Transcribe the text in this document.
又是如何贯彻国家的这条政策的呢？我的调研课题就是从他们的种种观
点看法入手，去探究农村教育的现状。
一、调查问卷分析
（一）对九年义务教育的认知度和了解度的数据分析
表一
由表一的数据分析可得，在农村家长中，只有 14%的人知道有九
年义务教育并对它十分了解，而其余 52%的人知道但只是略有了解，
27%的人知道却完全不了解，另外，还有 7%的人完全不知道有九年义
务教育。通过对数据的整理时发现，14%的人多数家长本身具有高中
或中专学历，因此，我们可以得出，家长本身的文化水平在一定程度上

___

--- What is asked ---
Nothing in the data may differ; print all of it exactly as written.

--- Solution to this problem ---
Transcribe the text in this document.
又是如何贯彻国家的这条政策的呢？我的调研课题就是从他们的种种观
点看法入手，去探究农村教育的现状。
一、调查问卷分析
（一）对九年义务教育的认知度和了解度的数据分析
表一
由表一的数据分析可得，在农村家长中，只有 14%的人知道有九
年义务教育并对它十分了解，而其余 52%的人知道但只是略有了解，
27%的人知道却完全不了解，另外，还有 7%的人完全不知道有九年义
务教育。通过对数据的整理时发现，14%的人多数家长本身具有高中
或中专学历，因此，我们可以得出，家长本身的文化水平在一定程度上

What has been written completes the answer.